— Start EXTRACTED MATERIAL —

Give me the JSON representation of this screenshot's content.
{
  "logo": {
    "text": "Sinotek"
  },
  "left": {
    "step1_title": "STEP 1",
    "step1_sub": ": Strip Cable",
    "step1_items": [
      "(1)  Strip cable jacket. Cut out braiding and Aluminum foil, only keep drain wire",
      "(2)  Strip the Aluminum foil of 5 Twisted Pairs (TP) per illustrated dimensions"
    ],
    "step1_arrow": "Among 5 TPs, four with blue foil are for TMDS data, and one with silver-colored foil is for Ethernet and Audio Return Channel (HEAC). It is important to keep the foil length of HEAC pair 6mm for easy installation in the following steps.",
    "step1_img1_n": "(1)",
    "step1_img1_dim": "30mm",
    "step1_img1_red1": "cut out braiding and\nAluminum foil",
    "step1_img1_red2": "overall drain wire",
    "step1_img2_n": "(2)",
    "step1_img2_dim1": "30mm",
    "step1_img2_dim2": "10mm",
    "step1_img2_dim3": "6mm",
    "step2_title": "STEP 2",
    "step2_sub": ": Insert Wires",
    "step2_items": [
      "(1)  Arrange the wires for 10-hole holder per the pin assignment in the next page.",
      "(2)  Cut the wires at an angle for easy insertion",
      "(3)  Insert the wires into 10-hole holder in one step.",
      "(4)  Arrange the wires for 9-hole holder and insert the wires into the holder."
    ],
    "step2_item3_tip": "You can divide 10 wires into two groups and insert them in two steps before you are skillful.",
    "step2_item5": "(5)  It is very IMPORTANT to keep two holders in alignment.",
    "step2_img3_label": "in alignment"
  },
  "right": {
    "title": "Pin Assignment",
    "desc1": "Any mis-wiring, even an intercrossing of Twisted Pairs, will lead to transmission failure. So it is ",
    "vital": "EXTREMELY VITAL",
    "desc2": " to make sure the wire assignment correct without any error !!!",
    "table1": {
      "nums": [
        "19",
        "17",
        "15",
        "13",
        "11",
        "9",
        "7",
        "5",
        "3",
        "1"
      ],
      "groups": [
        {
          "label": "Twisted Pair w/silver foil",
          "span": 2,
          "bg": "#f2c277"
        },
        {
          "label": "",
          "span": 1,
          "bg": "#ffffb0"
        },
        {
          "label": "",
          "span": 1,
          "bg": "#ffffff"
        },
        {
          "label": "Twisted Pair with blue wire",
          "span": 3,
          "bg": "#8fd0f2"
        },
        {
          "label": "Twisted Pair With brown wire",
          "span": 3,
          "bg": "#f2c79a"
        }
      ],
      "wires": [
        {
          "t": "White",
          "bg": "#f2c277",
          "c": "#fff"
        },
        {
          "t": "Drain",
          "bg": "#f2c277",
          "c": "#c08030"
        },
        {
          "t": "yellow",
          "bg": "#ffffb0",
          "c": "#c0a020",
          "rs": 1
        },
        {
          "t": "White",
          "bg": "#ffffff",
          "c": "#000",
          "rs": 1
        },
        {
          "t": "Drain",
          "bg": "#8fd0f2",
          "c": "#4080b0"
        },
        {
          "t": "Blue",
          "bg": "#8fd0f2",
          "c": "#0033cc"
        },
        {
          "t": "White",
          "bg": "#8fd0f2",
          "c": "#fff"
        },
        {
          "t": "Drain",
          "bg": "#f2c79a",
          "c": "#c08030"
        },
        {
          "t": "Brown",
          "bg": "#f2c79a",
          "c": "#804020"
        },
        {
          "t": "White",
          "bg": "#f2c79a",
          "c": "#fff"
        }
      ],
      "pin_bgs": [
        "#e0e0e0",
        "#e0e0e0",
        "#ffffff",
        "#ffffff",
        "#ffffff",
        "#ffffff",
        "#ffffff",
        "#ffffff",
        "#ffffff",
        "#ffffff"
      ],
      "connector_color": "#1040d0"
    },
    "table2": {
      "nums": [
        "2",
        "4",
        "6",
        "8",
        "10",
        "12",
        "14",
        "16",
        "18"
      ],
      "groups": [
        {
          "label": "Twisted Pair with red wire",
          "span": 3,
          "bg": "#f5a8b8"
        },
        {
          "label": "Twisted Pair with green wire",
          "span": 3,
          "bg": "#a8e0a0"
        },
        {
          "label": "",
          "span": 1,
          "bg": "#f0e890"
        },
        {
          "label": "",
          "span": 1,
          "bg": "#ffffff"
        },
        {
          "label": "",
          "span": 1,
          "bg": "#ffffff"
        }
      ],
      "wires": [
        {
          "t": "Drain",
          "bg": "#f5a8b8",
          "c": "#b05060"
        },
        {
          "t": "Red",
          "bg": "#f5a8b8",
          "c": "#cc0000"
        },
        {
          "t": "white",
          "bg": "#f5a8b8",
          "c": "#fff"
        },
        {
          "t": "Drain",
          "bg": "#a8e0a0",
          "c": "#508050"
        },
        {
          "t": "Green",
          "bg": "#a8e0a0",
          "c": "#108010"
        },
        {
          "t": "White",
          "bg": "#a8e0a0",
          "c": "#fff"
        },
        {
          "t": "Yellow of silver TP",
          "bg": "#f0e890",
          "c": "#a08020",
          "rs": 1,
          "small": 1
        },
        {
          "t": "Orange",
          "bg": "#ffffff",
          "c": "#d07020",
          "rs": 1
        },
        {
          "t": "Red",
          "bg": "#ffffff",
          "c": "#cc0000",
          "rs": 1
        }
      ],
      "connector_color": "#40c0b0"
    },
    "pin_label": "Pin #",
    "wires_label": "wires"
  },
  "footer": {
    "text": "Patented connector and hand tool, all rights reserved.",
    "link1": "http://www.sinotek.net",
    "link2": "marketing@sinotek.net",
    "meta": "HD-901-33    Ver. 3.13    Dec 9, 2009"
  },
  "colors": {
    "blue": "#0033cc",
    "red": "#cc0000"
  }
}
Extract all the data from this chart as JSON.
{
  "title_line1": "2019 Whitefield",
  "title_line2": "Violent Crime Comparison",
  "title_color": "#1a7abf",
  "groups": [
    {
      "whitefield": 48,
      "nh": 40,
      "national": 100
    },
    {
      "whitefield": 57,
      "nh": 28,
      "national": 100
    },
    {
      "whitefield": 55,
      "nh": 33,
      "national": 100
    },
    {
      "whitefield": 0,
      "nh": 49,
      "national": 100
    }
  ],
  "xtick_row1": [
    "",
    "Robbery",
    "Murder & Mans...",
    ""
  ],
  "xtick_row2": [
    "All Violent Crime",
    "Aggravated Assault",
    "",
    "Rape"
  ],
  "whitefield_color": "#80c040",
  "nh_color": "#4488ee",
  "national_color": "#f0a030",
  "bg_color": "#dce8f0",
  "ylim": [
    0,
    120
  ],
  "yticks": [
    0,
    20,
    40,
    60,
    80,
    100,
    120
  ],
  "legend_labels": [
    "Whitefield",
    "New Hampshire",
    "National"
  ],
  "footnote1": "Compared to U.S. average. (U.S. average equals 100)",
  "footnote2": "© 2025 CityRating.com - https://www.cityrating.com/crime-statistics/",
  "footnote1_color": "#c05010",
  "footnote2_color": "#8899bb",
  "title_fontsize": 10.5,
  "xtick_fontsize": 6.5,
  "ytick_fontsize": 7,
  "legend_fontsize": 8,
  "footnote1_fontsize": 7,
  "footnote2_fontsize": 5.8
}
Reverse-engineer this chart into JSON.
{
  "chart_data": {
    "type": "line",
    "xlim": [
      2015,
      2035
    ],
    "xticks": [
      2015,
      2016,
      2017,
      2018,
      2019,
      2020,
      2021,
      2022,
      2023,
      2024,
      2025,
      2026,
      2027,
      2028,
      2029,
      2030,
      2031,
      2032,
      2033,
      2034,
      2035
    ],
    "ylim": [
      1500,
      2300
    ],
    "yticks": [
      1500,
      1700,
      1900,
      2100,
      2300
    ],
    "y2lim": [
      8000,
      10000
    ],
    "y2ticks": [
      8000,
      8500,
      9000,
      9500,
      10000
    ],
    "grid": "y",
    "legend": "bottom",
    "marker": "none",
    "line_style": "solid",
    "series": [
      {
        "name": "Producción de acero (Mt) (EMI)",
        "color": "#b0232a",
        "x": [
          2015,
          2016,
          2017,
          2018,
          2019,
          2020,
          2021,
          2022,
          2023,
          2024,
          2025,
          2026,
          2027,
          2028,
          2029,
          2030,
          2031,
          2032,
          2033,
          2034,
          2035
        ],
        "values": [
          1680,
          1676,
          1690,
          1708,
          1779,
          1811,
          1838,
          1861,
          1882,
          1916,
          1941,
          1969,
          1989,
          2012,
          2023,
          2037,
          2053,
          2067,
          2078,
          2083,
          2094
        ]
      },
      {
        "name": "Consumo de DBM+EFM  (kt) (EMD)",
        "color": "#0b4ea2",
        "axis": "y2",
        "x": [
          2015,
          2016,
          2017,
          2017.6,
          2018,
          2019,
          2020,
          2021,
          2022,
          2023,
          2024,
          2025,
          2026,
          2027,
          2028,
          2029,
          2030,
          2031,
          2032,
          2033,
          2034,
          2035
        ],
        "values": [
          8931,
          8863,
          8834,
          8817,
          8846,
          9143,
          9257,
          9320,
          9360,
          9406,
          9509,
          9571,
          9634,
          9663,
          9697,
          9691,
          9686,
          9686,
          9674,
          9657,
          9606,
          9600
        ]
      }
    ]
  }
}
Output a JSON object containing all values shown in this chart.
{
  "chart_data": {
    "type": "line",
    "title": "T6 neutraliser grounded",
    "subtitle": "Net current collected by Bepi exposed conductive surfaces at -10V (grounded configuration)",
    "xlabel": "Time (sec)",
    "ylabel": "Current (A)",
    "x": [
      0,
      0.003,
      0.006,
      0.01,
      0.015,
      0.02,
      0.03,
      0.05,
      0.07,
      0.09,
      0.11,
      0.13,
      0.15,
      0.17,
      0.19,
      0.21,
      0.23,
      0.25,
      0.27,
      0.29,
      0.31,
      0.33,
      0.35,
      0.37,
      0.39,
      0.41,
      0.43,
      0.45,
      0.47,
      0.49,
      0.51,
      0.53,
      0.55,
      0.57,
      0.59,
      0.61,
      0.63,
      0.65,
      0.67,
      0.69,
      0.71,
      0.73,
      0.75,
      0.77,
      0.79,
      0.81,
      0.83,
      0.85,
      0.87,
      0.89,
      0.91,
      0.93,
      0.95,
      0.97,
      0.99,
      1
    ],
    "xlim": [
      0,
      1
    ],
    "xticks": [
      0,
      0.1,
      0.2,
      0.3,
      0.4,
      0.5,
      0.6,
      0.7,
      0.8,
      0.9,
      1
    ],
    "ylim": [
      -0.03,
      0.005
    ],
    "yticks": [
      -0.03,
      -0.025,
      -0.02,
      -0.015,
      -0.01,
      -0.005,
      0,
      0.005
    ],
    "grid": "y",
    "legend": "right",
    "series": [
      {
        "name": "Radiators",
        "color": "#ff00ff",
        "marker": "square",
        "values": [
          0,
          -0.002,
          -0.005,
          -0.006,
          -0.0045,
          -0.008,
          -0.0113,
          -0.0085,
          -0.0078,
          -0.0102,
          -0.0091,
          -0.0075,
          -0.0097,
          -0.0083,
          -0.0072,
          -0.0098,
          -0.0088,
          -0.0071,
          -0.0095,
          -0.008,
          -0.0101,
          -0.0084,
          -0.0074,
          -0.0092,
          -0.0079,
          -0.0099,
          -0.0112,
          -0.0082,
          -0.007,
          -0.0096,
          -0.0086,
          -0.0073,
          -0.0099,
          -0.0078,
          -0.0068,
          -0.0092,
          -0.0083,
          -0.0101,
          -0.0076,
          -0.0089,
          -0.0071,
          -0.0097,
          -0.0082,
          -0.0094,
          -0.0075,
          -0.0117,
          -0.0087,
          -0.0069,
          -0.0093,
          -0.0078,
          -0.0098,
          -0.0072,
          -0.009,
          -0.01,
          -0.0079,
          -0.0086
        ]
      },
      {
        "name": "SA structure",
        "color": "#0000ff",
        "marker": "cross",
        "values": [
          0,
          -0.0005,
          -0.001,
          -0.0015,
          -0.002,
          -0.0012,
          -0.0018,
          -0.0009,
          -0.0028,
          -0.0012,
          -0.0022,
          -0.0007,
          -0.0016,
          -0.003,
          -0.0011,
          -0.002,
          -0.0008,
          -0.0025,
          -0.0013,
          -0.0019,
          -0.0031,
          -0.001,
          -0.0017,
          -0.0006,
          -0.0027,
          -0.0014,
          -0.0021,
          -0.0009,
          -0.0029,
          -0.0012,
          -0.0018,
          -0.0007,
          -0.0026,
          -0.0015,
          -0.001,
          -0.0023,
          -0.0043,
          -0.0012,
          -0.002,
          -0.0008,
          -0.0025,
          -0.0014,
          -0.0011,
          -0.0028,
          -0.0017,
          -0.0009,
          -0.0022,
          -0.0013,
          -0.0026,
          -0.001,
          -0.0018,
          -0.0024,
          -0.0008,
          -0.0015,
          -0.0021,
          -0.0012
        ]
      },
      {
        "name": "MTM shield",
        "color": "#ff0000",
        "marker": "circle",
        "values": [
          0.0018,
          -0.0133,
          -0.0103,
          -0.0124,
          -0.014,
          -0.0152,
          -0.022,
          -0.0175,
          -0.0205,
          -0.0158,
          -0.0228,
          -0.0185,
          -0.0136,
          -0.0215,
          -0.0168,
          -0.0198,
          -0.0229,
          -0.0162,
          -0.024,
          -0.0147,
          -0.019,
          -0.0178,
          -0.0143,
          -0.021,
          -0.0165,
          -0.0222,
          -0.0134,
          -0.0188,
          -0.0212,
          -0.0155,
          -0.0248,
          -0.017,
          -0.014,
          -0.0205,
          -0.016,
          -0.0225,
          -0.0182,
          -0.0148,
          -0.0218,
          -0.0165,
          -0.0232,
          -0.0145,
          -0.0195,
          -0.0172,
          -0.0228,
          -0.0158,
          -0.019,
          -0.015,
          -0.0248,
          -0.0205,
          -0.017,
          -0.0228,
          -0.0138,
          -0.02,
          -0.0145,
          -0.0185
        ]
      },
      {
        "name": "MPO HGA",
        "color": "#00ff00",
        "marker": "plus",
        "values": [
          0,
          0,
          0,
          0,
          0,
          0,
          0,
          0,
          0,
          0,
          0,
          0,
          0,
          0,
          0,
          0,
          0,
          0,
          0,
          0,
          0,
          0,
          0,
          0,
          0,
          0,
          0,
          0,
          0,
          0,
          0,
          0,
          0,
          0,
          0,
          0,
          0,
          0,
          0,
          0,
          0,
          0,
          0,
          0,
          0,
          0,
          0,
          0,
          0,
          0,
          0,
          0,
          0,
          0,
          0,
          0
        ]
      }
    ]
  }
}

— End EXTRACTED MATERIAL —

_TASK GOAL_
From the listing above, copy out each line where the word "braiding" appears.

_RESPONSE TO THIS EXERCISE_
      "(1)  Strip cable jacket. Cut out braiding and Aluminum foil, only keep drain wire",
    "step1_img1_red1": "cut out braiding and\nAluminum foil",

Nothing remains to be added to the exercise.